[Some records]
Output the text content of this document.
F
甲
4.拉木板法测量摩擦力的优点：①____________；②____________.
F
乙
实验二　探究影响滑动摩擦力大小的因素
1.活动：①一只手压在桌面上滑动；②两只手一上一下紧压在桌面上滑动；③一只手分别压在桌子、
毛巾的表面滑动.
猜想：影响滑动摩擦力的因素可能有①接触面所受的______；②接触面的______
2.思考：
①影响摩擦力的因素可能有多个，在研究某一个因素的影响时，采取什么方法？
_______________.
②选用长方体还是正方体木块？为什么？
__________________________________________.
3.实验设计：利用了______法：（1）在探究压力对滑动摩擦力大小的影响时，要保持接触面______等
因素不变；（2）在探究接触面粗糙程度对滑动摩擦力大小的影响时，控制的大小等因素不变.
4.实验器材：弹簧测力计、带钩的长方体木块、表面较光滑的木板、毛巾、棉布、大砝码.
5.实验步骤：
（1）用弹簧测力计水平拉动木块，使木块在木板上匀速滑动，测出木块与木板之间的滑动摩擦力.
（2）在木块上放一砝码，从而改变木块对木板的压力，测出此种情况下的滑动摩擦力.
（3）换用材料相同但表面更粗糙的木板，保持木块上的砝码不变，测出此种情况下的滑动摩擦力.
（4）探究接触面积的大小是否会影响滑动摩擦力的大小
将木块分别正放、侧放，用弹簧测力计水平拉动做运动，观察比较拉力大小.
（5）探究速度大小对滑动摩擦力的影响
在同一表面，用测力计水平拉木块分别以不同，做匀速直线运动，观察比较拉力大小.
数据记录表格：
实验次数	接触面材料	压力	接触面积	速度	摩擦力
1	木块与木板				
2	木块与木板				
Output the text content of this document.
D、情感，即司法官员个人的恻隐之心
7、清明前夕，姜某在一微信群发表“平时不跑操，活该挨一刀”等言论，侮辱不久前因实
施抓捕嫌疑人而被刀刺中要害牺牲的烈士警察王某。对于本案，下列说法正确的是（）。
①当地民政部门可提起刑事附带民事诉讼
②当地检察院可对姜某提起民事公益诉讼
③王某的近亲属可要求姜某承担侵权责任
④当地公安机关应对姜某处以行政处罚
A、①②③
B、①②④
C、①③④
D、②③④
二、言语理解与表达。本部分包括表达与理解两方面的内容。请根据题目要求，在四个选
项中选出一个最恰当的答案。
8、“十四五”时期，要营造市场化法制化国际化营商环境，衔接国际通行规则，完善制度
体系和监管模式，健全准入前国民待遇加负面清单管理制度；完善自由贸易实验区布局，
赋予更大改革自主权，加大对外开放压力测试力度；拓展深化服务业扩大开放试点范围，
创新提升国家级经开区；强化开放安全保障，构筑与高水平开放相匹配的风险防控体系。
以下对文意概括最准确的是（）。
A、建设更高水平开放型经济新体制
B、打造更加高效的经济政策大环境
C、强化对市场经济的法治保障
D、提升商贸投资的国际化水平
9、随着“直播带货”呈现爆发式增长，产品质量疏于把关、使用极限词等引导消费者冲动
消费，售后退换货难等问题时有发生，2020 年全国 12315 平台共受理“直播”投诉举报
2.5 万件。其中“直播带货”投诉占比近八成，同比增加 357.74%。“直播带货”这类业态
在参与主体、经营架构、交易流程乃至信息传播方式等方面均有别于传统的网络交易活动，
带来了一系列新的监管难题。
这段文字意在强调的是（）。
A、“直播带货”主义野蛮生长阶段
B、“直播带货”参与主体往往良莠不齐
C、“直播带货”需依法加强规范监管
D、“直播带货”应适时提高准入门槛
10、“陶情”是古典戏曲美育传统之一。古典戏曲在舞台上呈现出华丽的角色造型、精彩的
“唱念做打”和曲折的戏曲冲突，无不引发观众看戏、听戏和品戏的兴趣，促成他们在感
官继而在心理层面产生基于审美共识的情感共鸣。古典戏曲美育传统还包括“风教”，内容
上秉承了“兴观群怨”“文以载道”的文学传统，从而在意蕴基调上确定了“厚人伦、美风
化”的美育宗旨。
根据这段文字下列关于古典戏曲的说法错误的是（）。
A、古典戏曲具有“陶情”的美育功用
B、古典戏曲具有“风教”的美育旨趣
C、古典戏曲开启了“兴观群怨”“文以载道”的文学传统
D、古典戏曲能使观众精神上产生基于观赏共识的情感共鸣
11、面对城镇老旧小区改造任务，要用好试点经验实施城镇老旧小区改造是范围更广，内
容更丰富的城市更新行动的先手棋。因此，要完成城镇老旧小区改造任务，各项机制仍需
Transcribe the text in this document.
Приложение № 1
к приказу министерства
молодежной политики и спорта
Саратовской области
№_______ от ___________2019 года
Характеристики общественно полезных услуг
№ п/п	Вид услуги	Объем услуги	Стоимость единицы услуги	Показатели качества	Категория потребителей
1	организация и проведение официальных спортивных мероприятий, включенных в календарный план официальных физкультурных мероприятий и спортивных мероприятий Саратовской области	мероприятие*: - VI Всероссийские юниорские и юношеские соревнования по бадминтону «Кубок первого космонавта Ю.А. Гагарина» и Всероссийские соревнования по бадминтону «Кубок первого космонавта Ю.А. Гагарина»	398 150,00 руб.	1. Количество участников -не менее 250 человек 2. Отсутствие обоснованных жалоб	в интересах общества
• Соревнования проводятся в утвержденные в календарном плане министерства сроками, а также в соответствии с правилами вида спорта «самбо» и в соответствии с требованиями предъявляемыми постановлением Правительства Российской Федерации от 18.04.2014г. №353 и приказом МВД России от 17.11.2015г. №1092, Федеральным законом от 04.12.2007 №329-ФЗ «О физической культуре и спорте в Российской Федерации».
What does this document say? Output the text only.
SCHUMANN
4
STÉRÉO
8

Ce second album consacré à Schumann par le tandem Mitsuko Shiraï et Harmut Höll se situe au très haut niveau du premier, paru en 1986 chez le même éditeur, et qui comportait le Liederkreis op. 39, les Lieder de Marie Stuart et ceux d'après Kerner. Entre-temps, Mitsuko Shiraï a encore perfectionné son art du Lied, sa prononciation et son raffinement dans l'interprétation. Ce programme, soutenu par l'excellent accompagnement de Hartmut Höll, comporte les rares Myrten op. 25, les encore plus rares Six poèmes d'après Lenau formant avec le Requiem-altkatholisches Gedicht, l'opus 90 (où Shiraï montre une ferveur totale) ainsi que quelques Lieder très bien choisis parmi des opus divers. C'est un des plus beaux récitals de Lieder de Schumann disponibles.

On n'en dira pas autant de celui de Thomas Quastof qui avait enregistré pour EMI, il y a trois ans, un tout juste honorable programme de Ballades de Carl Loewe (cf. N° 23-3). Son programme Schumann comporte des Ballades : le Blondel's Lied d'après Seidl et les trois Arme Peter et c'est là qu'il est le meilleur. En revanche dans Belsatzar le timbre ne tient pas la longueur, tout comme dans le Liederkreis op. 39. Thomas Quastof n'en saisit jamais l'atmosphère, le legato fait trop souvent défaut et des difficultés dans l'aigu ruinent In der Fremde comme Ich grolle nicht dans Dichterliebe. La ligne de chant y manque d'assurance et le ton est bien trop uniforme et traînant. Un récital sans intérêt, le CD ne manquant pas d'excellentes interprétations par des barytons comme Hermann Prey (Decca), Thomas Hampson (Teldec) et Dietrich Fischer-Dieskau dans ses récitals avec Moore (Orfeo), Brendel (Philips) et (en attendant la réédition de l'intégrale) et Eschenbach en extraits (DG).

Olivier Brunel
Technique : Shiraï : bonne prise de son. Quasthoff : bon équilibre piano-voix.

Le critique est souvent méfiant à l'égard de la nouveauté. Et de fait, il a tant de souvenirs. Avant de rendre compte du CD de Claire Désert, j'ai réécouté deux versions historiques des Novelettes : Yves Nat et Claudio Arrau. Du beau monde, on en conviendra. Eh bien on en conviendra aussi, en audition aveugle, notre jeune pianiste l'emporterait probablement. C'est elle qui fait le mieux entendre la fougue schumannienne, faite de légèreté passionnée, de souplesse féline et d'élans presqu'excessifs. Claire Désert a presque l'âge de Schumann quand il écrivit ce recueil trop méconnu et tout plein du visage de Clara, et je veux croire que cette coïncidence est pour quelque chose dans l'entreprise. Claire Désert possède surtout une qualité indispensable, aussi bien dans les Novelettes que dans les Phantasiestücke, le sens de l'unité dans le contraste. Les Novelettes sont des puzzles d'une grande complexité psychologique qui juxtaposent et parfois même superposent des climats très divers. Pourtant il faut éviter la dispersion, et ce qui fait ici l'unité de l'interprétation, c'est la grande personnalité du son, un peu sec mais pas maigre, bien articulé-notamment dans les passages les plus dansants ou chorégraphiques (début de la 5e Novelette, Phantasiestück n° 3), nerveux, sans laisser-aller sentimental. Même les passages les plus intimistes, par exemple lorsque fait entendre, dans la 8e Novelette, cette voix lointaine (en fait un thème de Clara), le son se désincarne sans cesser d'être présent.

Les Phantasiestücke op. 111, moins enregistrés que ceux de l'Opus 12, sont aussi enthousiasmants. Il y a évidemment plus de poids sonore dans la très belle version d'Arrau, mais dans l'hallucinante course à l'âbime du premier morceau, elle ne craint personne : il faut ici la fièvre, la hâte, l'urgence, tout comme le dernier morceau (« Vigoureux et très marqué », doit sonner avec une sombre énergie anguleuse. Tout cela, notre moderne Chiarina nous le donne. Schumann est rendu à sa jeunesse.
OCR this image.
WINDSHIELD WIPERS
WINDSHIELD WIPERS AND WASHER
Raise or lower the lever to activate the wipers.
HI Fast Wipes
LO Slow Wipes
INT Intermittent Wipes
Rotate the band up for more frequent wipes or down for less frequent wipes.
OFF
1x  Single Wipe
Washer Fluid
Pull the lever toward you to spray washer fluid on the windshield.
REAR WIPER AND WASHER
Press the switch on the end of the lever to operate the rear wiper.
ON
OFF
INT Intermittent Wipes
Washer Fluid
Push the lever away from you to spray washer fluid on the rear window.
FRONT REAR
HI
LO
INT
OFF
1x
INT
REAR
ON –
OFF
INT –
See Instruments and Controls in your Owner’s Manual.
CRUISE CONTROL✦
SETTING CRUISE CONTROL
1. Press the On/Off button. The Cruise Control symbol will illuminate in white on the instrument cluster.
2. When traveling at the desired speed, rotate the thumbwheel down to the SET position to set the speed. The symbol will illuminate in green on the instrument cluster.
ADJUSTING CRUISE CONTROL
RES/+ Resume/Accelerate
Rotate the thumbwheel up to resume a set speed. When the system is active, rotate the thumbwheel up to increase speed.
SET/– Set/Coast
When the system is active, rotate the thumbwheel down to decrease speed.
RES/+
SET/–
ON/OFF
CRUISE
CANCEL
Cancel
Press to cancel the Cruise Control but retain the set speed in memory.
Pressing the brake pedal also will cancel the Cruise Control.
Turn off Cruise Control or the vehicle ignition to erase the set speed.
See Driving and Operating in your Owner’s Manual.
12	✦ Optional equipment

> [Stated problem]
Show the lines from the data above that contain the string "illuminate".

> [Finished answer]
1. Press the On/Off button. The Cruise Control symbol will illuminate in white on the instrument cluster.
2. When traveling at the desired speed, rotate the thumbwheel down to the SET position to set the speed. The symbol will illuminate in green on the instrument cluster.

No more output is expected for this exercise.